*Data to process:*
- - -
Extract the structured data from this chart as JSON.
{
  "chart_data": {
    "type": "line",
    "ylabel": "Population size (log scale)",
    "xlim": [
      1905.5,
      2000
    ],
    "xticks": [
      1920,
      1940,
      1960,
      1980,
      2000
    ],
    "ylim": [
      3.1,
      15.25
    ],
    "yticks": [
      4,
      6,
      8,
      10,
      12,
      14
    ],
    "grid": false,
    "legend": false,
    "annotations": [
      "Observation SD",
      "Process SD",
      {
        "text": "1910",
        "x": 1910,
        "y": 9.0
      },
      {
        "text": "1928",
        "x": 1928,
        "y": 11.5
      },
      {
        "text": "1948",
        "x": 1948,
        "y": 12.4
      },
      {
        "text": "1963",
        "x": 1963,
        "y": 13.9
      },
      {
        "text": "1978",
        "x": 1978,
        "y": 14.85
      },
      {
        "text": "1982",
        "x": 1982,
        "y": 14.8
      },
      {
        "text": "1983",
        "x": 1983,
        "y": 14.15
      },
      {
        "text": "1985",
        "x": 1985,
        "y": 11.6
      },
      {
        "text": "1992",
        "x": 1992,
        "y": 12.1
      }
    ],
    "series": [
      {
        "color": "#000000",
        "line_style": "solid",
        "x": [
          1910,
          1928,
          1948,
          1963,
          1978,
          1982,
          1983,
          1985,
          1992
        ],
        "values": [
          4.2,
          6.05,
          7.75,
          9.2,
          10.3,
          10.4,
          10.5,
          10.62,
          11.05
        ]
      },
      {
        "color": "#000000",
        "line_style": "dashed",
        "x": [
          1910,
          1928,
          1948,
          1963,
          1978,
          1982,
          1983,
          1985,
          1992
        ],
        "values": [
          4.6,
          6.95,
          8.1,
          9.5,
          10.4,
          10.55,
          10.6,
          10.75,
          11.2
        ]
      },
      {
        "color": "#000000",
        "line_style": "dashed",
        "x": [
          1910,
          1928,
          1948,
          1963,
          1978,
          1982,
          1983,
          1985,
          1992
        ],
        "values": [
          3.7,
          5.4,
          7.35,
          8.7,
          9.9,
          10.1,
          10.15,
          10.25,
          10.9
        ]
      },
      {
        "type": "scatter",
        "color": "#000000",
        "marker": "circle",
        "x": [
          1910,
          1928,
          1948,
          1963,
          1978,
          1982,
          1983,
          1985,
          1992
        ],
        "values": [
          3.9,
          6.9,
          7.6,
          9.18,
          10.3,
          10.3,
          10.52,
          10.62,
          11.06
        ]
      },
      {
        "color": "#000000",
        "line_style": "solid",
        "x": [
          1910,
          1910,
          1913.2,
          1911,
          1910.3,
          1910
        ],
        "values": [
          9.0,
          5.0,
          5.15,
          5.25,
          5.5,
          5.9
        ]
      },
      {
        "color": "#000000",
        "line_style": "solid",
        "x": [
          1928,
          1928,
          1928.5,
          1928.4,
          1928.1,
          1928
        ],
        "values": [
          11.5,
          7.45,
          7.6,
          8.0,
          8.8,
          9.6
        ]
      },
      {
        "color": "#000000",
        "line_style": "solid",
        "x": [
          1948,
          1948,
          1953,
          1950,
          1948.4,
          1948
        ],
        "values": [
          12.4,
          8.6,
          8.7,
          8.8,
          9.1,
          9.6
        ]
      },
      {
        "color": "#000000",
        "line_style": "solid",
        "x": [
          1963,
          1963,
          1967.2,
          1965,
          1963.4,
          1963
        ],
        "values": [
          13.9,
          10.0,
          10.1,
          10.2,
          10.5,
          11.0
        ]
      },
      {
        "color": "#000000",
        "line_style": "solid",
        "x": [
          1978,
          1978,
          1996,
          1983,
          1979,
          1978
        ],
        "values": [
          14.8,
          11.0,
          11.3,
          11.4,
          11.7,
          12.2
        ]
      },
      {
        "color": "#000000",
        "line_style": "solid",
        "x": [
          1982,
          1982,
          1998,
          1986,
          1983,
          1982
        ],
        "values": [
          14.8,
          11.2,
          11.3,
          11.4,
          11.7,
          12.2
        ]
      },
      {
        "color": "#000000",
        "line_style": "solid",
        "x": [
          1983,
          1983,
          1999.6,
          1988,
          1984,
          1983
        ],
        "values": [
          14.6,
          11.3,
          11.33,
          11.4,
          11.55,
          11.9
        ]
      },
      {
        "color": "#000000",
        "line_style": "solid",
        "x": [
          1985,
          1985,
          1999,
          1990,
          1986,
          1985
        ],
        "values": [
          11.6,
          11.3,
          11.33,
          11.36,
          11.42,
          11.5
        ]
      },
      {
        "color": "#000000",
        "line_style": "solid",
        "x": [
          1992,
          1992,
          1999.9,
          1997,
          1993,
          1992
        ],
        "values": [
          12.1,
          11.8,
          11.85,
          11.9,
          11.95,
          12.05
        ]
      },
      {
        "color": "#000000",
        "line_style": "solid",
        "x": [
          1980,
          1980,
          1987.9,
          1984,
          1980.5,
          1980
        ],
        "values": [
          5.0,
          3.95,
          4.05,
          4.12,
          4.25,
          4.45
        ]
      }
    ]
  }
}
- - -
*What is being asked:* Wherever a line in the data above holds "text", copy that line.

*The answer:*
        "text": "1910",
        "text": "1928",
        "text": "1948",
        "text": "1963",
        "text": "1978",
        "text": "1982",
        "text": "1983",
        "text": "1985",
        "text": "1992",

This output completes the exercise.